WRITTEN INSTRUCTION
Return each line of the listing below, unchanged, and omit the images.

....................

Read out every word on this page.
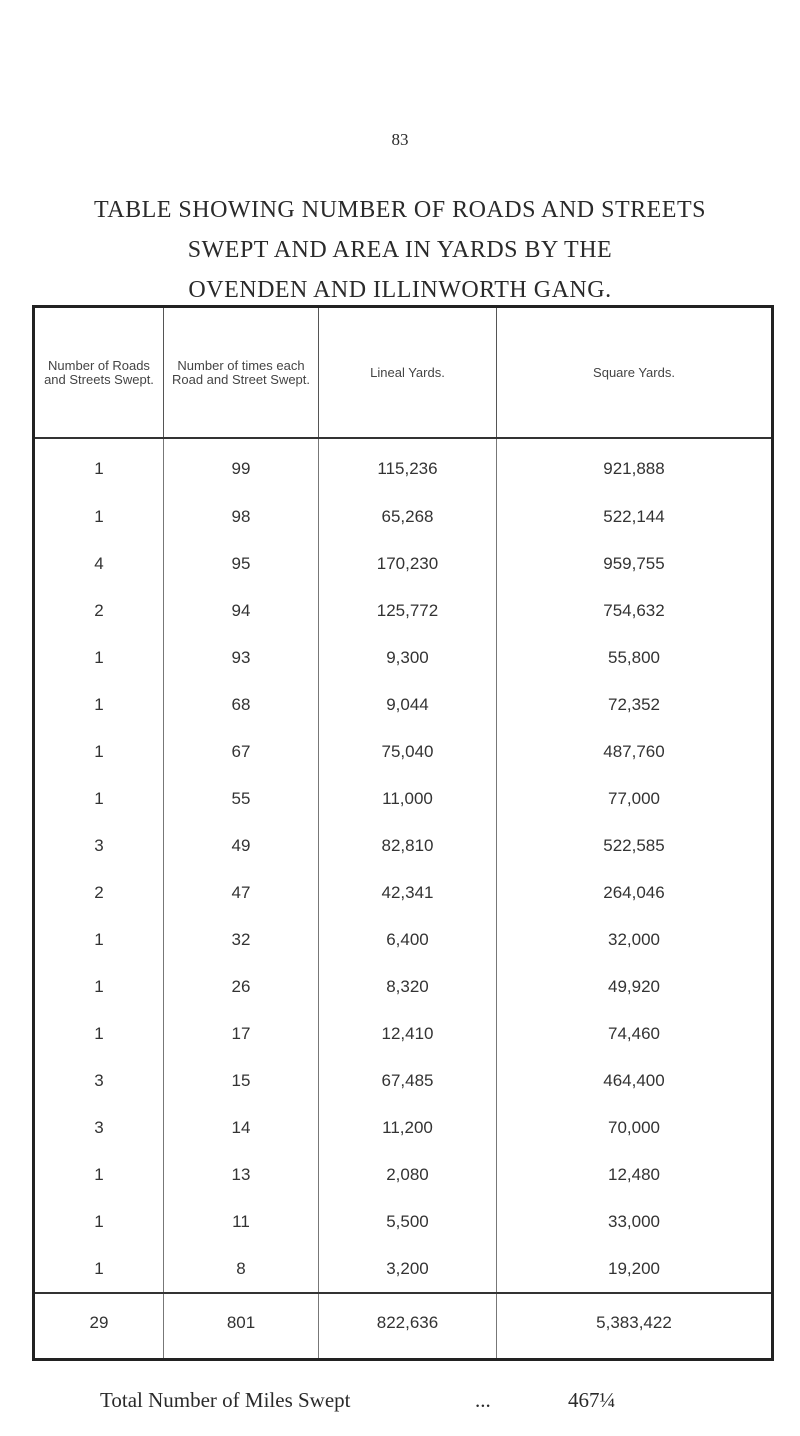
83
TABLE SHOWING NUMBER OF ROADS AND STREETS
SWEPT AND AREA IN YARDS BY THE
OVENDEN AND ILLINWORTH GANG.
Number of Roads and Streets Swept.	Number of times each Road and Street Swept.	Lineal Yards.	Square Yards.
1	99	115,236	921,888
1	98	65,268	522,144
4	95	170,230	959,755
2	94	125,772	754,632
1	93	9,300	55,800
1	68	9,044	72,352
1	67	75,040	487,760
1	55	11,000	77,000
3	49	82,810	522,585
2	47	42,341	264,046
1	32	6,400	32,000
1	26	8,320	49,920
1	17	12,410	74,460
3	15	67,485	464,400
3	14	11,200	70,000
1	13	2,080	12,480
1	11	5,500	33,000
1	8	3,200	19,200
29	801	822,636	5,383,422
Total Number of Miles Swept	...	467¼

....................

COMPLETED TASK
Read out every word on this page.
83
TABLE SHOWING NUMBER OF ROADS AND STREETS
SWEPT AND AREA IN YARDS BY THE
OVENDEN AND ILLINWORTH GANG.
Number of Roads and Streets Swept.	Number of times each Road and Street Swept.	Lineal Yards.	Square Yards.
1	99	115,236	921,888
1	98	65,268	522,144
4	95	170,230	959,755
2	94	125,772	754,632
1	93	9,300	55,800
1	68	9,044	72,352
1	67	75,040	487,760
1	55	11,000	77,000
3	49	82,810	522,585
2	47	42,341	264,046
1	32	6,400	32,000
1	26	8,320	49,920
1	17	12,410	74,460
3	15	67,485	464,400
3	14	11,200	70,000
1	13	2,080	12,480
1	11	5,500	33,000
1	8	3,200	19,200
29	801	822,636	5,383,422
Total Number of Miles Swept	...	467¼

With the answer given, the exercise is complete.